**PROVIDED DATA**
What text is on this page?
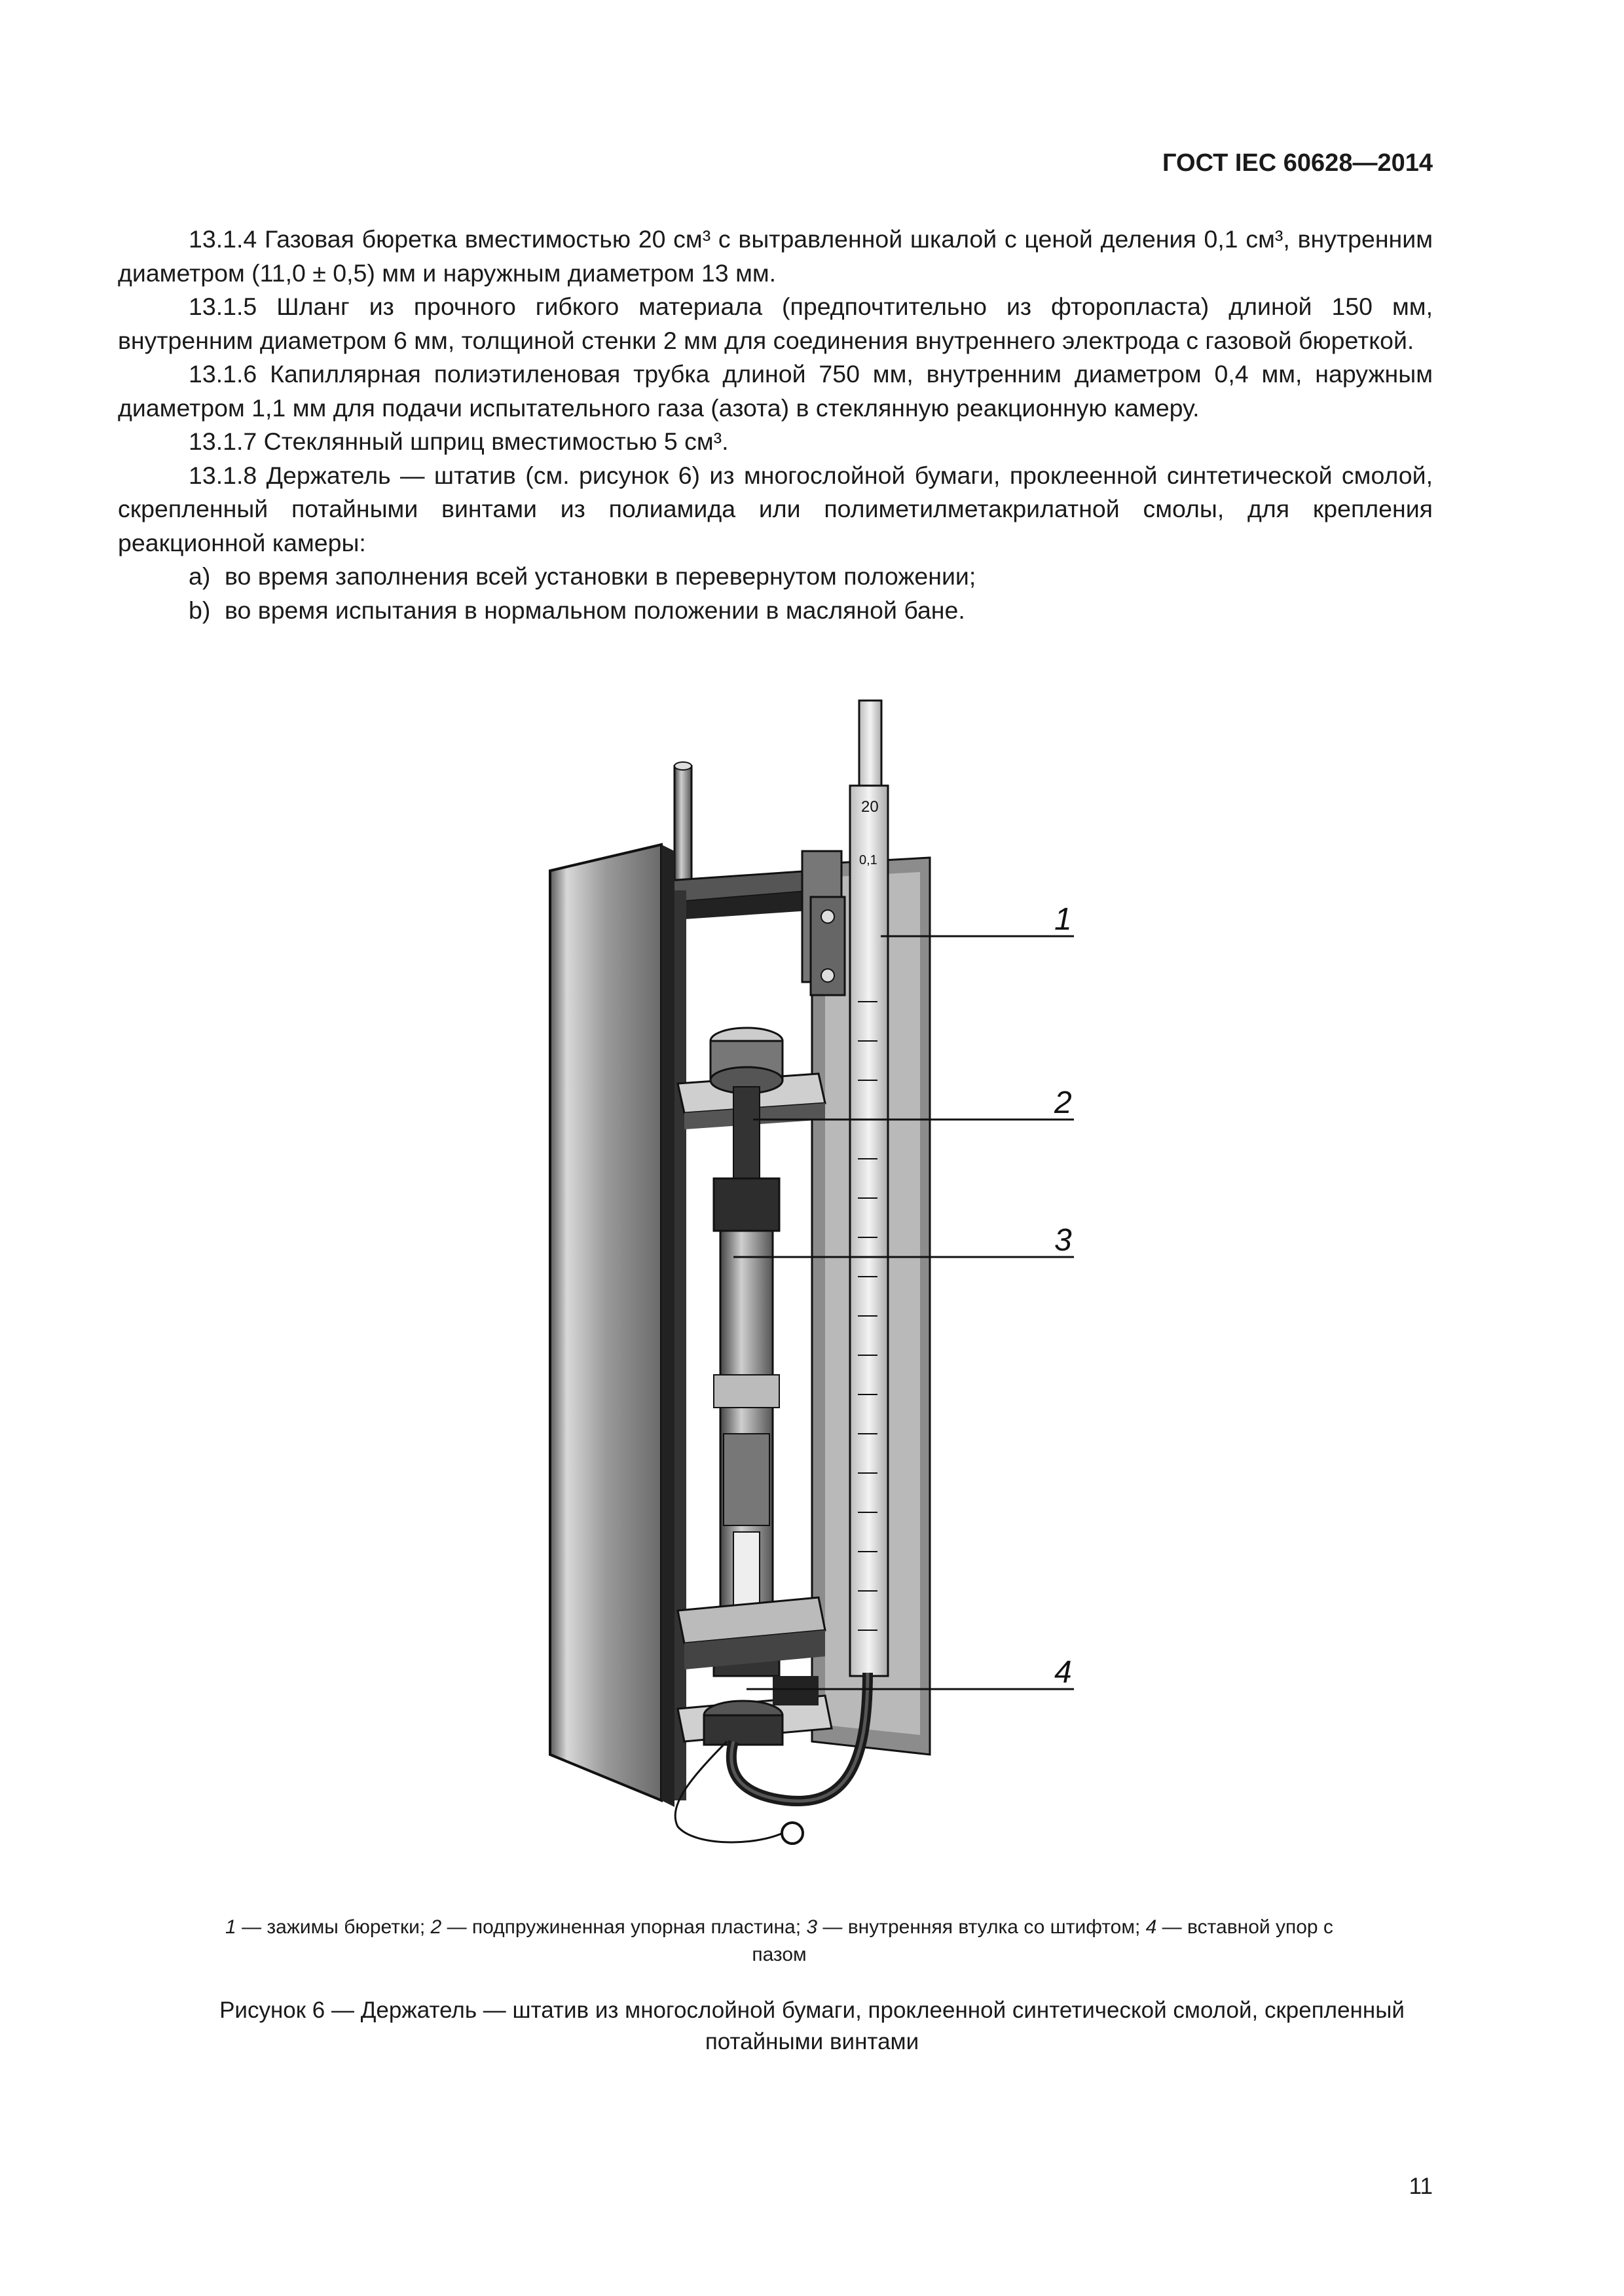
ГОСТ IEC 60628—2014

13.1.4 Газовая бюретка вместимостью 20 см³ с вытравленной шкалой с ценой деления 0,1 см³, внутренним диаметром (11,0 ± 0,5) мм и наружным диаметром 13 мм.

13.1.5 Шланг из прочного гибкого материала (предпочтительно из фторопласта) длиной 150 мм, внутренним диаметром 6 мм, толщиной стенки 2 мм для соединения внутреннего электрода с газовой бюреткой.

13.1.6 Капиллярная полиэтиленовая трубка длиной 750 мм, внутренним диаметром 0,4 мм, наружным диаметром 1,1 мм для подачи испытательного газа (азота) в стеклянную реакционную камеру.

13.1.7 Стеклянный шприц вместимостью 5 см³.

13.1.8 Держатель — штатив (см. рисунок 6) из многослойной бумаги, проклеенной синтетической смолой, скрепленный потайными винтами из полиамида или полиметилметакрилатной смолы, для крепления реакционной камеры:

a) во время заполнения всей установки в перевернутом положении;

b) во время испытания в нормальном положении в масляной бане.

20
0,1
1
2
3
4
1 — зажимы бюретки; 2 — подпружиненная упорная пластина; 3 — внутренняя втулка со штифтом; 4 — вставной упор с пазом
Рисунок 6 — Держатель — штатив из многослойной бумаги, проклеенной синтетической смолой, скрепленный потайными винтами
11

--

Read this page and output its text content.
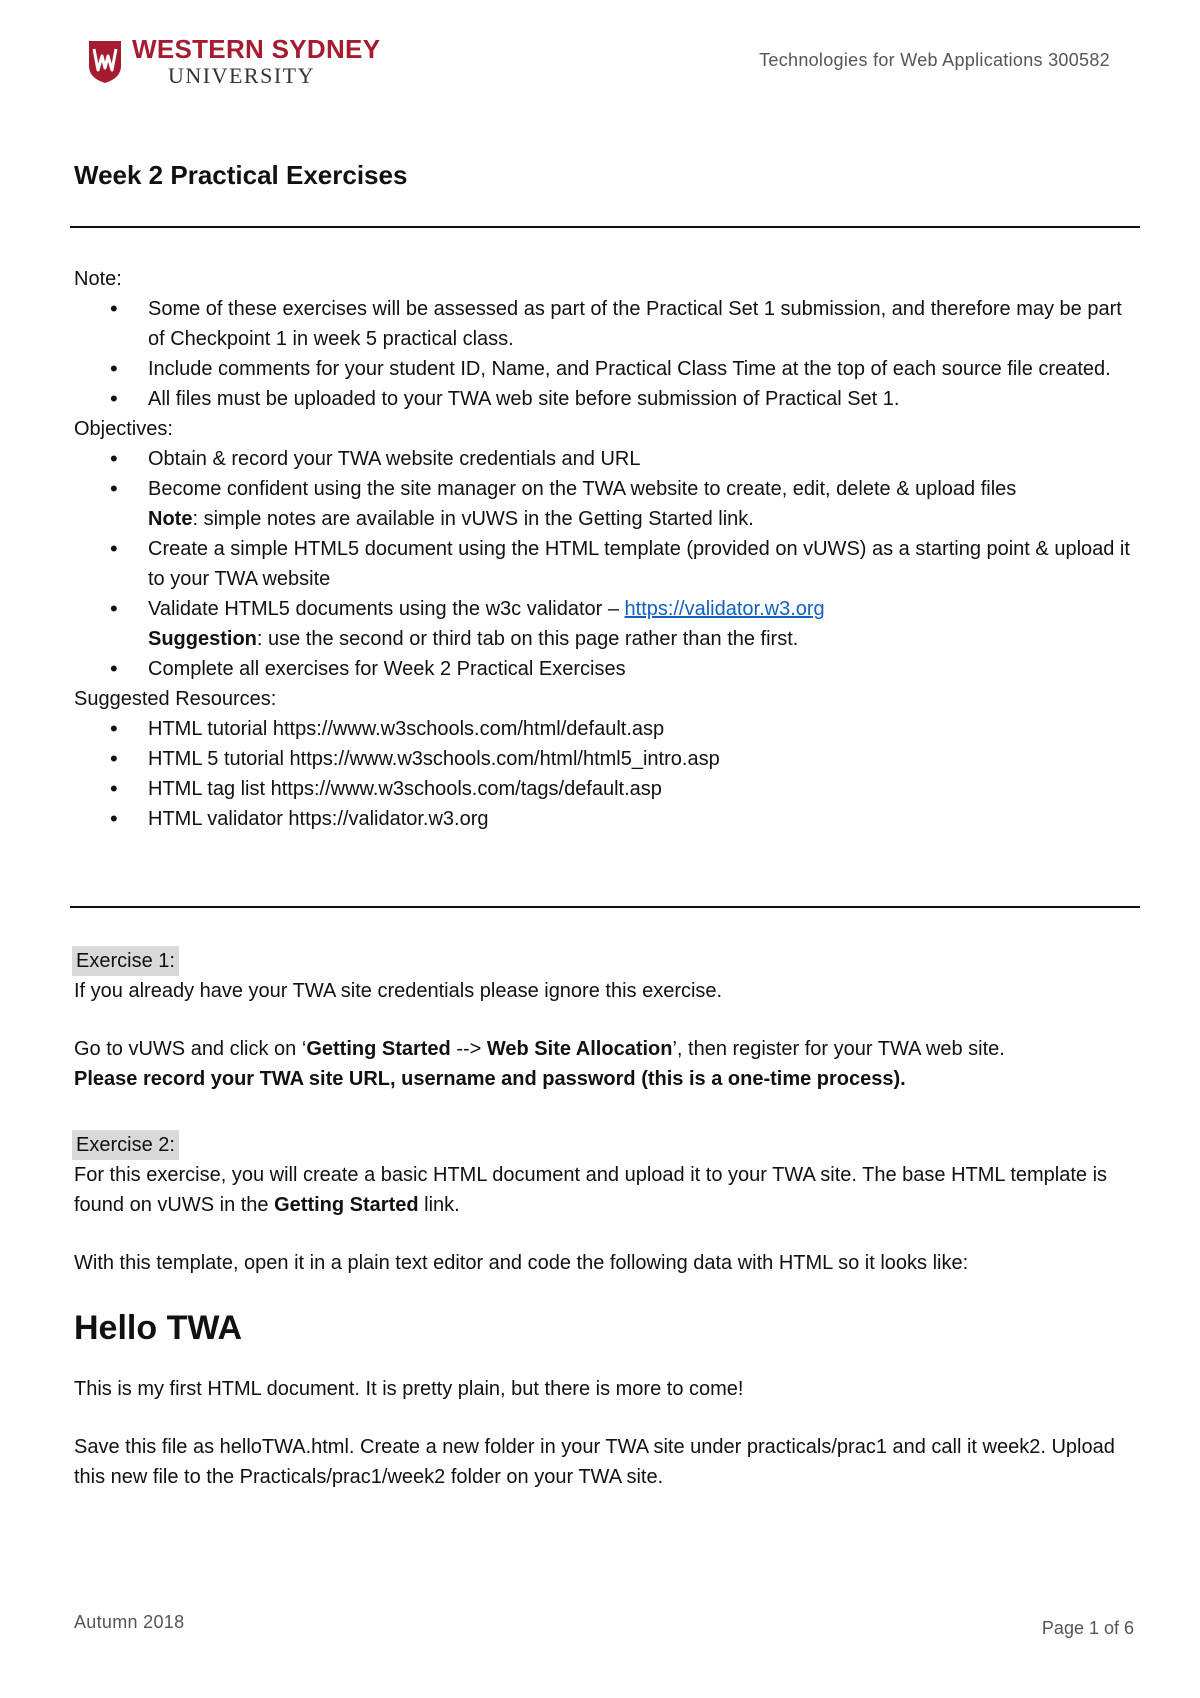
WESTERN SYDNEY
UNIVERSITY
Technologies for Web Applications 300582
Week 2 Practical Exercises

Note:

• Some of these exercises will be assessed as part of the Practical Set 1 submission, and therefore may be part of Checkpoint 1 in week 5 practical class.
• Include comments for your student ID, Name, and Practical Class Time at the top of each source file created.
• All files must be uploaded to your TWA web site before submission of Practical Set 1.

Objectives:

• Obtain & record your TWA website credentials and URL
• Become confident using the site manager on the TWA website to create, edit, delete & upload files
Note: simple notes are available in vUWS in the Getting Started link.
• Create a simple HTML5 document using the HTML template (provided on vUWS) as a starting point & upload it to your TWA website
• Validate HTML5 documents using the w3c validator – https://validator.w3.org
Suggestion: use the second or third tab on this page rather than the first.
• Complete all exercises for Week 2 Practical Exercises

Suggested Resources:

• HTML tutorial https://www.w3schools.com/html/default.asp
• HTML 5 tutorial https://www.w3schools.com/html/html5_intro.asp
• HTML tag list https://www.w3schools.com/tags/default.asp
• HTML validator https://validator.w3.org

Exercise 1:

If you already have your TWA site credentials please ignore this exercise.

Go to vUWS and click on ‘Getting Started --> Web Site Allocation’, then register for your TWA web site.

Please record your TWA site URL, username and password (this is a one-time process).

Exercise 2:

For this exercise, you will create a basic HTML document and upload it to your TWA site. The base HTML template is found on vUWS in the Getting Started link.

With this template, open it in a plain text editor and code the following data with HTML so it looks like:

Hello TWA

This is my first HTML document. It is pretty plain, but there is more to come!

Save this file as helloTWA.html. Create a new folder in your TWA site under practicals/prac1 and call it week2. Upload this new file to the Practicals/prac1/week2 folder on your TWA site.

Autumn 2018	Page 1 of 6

**SET PROBLEM**
Report only how many lines in the entries contain "will".

**TASK SOLUTION**
2